* **Work to be completed**
Search the data below for "培养学生搜集资料"; list each line that holds it.
● ● ●
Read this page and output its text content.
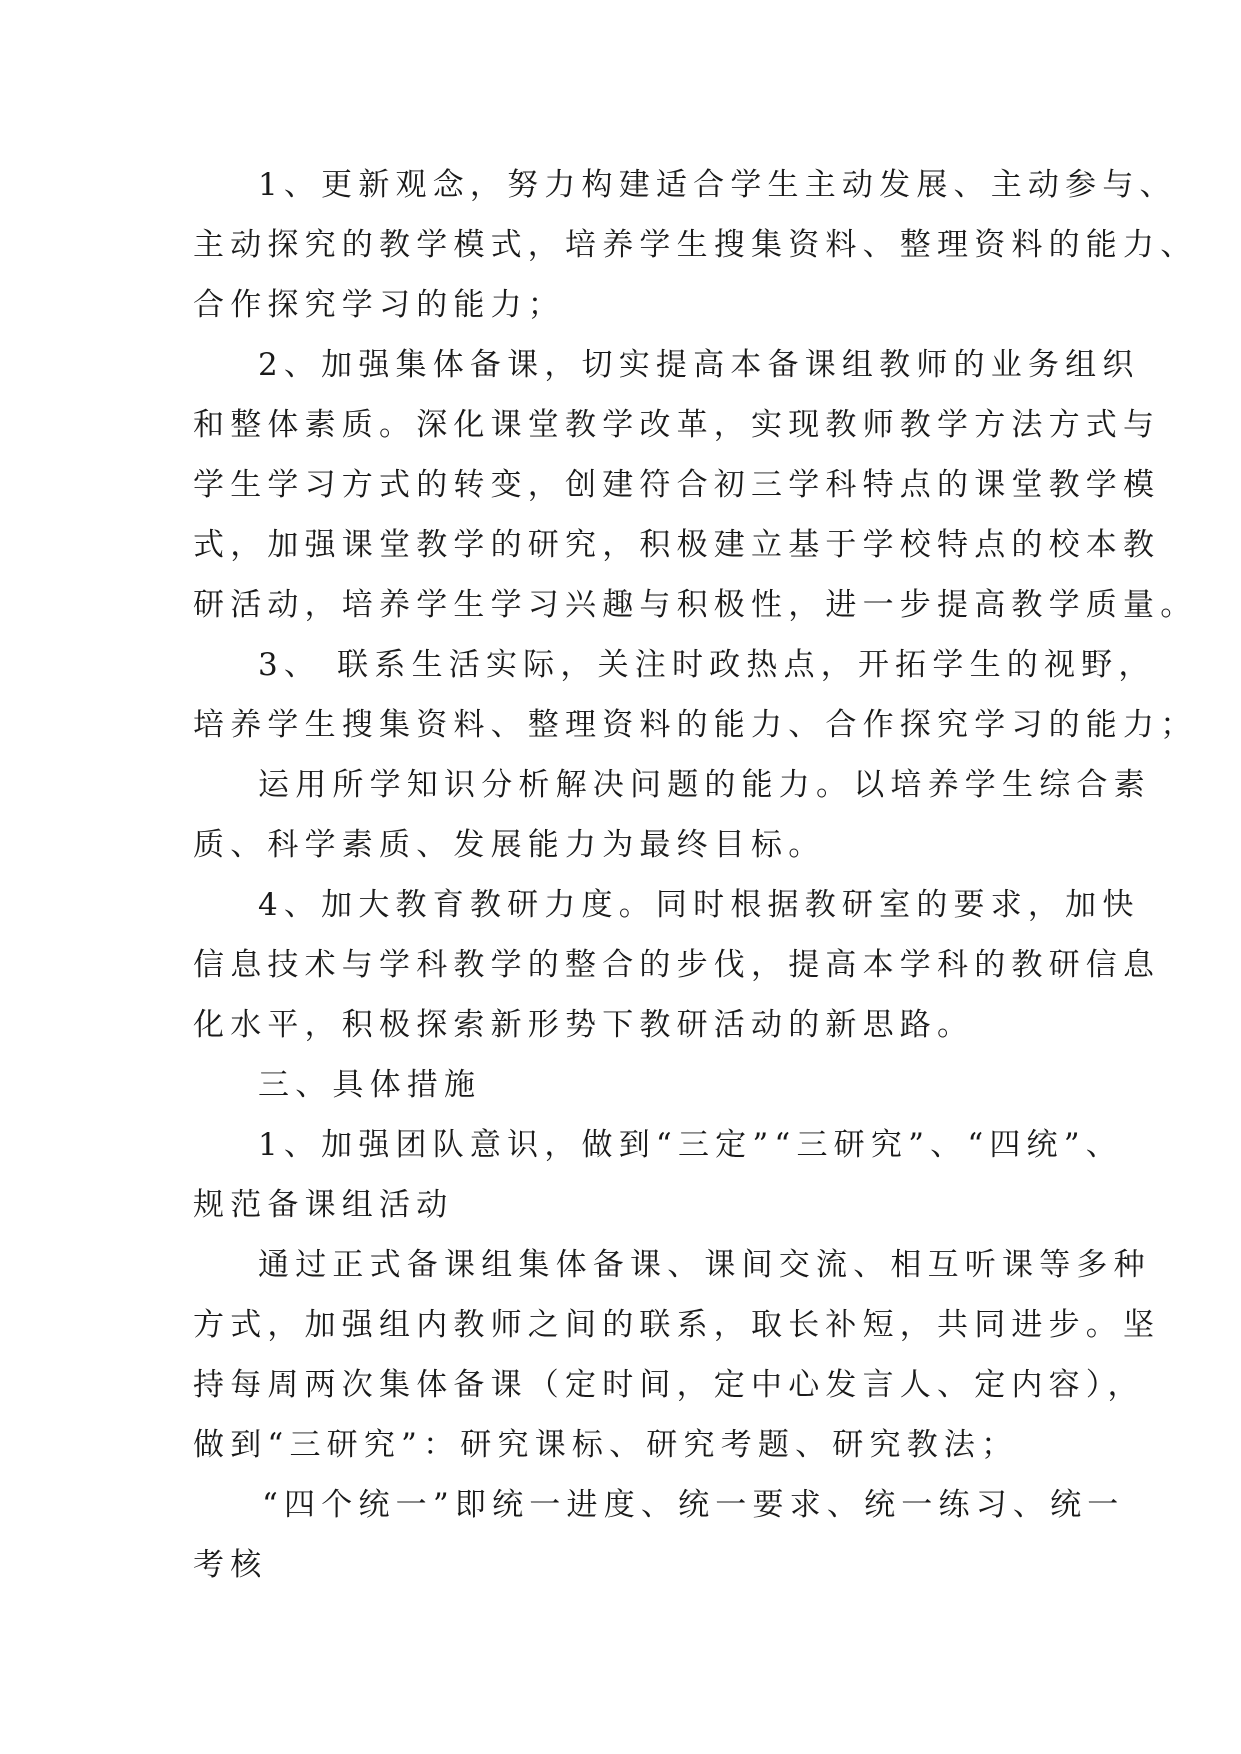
1、更新观念，努力构建适合学生主动发展、主动参与、
主动探究的教学模式，培养学生搜集资料、整理资料的能力、
合作探究学习的能力；
2、加强集体备课，切实提高本备课组教师的业务组织
和整体素质。深化课堂教学改革，实现教师教学方法方式与
学生学习方式的转变，创建符合初三学科特点的课堂教学模
式，加强课堂教学的研究，积极建立基于学校特点的校本教
研活动，培养学生学习兴趣与积极性，进一步提高教学质量。
3、 联系生活实际，关注时政热点，开拓学生的视野，
培养学生搜集资料、整理资料的能力、合作探究学习的能力；
运用所学知识分析解决问题的能力。以培养学生综合素
质、科学素质、发展能力为最终目标。
4、加大教育教研力度。同时根据教研室的要求，加快
信息技术与学科教学的整合的步伐，提高本学科的教研信息
化水平，积极探索新形势下教研活动的新思路。
三、具体措施
1、加强团队意识，做到“三定”“三研究”、“四统”、
规范备课组活动
通过正式备课组集体备课、课间交流、相互听课等多种
方式，加强组内教师之间的联系，取长补短，共同进步。坚
持每周两次集体备课（定时间，定中心发言人、定内容），
做到“三研究”：研究课标、研究考题、研究教法；
“四个统一”即统一进度、统一要求、统一练习、统一
考核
● ● ●
* **Result of the task**
主动探究的教学模式，培养学生搜集资料、整理资料的能力、
培养学生搜集资料、整理资料的能力、合作探究学习的能力；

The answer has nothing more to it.